§ **Written exercise**: Each line that holds the word "name" counts once; report the total and nothing else.

§ **Record excerpts**:
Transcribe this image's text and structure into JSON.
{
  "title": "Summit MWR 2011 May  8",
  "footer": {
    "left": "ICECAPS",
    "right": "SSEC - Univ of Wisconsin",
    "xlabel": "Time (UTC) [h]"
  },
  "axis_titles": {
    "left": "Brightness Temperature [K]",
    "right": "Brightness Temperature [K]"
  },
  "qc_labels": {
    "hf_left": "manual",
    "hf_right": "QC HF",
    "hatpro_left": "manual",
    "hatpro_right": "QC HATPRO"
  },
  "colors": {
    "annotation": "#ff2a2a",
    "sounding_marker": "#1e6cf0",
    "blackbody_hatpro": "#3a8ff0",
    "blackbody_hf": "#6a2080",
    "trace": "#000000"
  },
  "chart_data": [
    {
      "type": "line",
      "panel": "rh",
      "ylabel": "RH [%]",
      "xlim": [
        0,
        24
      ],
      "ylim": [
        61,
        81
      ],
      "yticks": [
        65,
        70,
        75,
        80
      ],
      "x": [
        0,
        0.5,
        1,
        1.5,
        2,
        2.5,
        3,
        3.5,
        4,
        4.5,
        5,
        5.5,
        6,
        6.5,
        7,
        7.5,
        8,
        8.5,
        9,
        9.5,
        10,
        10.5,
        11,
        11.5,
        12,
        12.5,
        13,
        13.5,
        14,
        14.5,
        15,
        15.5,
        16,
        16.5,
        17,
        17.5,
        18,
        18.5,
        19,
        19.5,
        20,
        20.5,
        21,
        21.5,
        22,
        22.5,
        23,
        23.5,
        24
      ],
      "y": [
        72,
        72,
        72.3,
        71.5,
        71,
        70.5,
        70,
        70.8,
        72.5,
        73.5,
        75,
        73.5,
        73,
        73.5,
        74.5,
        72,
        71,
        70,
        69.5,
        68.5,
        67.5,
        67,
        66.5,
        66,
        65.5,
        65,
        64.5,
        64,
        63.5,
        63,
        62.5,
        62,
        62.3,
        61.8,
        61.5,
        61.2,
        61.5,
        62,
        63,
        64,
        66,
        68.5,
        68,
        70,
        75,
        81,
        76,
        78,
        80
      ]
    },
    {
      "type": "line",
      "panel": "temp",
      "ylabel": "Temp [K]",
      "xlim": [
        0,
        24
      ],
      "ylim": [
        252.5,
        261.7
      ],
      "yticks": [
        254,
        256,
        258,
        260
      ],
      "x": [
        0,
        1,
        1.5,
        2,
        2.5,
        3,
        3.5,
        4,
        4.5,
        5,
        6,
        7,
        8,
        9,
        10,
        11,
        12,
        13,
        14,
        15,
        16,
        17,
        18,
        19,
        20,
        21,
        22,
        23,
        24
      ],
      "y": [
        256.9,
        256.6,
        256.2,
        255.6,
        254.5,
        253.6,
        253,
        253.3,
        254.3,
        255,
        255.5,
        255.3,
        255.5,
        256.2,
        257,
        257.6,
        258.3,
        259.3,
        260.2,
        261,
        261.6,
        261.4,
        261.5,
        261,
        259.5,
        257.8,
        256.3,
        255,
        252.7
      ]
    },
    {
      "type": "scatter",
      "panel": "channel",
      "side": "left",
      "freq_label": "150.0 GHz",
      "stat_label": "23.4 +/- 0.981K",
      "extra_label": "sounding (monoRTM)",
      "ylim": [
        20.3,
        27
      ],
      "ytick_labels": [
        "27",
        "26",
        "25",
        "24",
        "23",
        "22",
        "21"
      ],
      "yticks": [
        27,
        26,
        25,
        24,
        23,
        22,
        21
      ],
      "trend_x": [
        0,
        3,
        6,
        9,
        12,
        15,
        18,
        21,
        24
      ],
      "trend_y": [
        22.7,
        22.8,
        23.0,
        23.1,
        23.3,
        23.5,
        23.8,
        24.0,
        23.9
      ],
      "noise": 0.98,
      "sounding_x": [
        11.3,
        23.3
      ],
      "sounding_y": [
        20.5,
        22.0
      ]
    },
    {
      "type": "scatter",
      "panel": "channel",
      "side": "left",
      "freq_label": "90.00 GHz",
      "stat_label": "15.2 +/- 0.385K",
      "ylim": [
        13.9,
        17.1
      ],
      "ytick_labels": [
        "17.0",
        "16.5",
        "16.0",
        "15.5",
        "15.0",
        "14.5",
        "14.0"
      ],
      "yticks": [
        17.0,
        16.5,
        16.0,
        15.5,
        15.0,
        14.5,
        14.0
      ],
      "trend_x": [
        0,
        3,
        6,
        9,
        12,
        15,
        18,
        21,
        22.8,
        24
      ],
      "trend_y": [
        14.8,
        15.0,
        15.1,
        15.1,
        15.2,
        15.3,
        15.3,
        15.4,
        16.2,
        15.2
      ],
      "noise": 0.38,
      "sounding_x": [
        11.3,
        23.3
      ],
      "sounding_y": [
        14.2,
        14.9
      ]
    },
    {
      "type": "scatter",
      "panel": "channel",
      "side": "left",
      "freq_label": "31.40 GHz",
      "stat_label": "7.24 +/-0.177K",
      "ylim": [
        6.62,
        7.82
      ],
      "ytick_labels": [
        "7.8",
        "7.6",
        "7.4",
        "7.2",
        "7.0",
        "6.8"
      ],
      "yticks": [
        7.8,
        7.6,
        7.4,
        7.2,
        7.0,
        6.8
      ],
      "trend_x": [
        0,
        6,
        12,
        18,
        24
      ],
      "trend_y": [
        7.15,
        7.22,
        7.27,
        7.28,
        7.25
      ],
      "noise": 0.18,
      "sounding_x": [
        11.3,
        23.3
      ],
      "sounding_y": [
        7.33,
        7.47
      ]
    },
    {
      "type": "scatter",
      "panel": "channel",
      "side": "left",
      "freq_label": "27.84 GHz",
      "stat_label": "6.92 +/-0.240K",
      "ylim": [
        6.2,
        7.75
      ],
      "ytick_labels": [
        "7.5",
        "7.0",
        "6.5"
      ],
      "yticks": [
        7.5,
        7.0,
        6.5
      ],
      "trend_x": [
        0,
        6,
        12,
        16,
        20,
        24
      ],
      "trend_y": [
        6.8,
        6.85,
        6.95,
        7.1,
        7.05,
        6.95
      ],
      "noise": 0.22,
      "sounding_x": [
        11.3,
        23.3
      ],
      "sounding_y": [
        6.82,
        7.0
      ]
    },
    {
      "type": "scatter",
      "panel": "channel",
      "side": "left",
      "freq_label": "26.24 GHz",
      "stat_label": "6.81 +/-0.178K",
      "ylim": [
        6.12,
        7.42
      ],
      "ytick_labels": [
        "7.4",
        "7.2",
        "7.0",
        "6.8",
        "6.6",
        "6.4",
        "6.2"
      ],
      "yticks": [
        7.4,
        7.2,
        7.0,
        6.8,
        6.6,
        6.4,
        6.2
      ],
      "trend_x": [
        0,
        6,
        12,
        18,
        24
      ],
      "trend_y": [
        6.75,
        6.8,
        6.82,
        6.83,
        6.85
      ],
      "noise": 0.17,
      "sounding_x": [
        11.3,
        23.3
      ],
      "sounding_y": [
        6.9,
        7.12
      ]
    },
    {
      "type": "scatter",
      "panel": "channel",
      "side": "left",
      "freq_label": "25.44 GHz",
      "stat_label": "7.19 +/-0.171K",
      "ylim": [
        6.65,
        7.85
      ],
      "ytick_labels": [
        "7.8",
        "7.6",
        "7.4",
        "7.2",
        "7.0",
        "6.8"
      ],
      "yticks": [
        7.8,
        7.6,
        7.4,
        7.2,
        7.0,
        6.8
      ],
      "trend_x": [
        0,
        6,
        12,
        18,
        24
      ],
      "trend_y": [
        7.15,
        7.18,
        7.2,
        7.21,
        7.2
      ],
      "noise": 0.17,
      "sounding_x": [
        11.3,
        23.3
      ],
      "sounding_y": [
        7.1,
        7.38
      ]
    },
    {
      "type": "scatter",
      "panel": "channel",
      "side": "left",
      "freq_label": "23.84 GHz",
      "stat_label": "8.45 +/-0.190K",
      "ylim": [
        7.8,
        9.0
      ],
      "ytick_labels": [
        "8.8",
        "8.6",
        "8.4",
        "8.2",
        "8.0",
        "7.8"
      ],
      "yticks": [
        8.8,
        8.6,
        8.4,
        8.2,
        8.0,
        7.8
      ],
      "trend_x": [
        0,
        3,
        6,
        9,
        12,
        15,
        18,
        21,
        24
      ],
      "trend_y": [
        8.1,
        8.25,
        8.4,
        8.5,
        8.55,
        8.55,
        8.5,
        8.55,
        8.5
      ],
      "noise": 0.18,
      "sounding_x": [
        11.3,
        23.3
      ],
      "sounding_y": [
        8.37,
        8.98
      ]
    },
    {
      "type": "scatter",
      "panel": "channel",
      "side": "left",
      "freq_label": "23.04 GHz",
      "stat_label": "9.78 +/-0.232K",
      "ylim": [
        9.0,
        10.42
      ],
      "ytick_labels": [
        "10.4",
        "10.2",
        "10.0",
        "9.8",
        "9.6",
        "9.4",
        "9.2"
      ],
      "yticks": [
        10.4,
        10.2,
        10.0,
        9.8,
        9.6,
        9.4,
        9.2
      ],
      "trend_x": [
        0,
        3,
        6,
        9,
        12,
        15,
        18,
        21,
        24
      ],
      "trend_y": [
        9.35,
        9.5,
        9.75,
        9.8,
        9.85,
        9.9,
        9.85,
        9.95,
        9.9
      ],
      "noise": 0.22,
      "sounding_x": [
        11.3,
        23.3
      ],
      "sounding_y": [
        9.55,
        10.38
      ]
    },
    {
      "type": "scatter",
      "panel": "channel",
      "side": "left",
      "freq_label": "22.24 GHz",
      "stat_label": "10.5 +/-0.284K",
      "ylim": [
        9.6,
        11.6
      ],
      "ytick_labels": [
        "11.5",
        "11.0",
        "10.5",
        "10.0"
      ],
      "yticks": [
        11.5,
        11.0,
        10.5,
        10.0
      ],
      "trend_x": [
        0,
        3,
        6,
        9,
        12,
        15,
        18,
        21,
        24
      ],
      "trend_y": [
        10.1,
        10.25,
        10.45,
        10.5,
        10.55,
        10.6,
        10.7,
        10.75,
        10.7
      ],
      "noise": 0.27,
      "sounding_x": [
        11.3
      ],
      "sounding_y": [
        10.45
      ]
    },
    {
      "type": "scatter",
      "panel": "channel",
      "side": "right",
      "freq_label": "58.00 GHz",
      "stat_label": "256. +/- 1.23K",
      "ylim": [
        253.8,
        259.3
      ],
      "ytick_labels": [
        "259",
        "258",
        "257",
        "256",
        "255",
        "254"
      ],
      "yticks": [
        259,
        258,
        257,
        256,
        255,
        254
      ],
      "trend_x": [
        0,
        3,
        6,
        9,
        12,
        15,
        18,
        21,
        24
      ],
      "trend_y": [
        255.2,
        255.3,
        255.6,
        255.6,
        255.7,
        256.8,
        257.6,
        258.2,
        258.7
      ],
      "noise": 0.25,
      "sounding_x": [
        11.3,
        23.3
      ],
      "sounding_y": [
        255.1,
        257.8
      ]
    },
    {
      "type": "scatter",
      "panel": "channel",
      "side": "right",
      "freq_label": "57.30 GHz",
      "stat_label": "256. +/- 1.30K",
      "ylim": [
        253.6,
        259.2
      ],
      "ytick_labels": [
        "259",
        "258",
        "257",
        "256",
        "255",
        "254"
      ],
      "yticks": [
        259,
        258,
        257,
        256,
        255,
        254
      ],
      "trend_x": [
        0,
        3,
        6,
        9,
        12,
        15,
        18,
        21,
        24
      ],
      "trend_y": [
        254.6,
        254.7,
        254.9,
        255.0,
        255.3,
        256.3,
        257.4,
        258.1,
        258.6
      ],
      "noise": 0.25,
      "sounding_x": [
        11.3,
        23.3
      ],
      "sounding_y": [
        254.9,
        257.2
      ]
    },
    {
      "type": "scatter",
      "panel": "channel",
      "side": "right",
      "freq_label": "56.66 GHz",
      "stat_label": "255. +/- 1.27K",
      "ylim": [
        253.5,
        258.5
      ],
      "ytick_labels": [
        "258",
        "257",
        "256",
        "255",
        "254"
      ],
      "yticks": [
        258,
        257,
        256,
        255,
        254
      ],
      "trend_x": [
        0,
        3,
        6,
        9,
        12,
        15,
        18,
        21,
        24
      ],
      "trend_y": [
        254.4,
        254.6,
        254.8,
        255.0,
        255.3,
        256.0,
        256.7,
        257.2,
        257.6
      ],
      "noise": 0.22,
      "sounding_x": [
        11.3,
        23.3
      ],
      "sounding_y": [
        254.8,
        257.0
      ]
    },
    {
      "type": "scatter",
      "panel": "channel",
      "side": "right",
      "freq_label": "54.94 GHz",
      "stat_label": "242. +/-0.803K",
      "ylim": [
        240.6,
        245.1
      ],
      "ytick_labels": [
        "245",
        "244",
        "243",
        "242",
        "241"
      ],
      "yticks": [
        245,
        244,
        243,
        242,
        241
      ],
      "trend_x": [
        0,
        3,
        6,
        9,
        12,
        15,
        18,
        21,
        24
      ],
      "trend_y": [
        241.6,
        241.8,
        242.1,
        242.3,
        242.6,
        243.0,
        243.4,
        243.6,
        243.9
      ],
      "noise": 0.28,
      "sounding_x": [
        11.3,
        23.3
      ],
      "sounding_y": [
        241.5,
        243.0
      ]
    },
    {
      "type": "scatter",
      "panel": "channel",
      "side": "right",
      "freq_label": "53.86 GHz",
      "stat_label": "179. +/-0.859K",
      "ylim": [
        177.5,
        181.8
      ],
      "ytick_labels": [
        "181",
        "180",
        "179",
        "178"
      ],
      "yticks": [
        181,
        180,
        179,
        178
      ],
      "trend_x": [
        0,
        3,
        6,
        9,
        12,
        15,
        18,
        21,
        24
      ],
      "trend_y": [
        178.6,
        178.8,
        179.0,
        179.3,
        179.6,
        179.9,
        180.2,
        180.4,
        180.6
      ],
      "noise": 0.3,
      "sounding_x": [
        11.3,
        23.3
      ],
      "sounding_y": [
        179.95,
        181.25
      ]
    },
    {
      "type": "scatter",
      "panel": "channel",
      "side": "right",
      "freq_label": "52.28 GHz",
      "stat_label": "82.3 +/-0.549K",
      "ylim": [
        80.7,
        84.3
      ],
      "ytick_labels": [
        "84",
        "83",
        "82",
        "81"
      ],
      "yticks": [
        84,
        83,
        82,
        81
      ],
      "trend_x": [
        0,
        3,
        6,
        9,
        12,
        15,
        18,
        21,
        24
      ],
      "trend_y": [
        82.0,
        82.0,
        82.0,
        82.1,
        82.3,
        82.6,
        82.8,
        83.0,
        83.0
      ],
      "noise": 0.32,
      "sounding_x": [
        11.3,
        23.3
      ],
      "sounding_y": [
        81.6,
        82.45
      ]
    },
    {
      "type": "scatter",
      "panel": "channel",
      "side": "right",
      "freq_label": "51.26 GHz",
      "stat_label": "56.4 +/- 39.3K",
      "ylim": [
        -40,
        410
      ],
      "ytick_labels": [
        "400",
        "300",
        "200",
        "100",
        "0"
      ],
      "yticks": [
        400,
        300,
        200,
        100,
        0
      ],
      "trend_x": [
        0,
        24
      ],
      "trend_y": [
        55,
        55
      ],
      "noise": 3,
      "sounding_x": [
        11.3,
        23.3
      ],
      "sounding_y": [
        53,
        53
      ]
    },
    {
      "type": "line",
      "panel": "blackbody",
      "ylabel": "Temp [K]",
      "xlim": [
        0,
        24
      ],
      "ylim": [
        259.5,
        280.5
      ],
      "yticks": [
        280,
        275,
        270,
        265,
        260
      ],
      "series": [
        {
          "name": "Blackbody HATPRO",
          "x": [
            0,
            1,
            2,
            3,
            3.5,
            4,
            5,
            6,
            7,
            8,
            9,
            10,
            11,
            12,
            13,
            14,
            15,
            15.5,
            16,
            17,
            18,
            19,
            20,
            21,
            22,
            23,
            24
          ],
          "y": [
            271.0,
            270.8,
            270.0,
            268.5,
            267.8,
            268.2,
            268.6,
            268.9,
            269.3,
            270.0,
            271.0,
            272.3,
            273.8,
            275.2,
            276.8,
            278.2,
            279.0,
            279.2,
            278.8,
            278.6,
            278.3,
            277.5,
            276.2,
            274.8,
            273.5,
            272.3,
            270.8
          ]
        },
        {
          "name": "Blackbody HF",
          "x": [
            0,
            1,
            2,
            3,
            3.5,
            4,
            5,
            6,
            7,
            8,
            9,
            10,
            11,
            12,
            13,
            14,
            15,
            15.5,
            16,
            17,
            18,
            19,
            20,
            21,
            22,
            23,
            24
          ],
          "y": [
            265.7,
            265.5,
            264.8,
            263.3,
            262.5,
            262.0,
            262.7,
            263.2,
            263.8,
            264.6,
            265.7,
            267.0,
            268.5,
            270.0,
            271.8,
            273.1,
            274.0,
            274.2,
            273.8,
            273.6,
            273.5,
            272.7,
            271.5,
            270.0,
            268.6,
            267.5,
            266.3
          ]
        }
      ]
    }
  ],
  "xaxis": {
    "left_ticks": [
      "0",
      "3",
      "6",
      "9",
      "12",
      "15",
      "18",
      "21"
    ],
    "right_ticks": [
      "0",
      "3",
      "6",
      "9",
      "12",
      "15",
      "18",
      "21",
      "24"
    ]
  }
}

§ **Complete output**: 2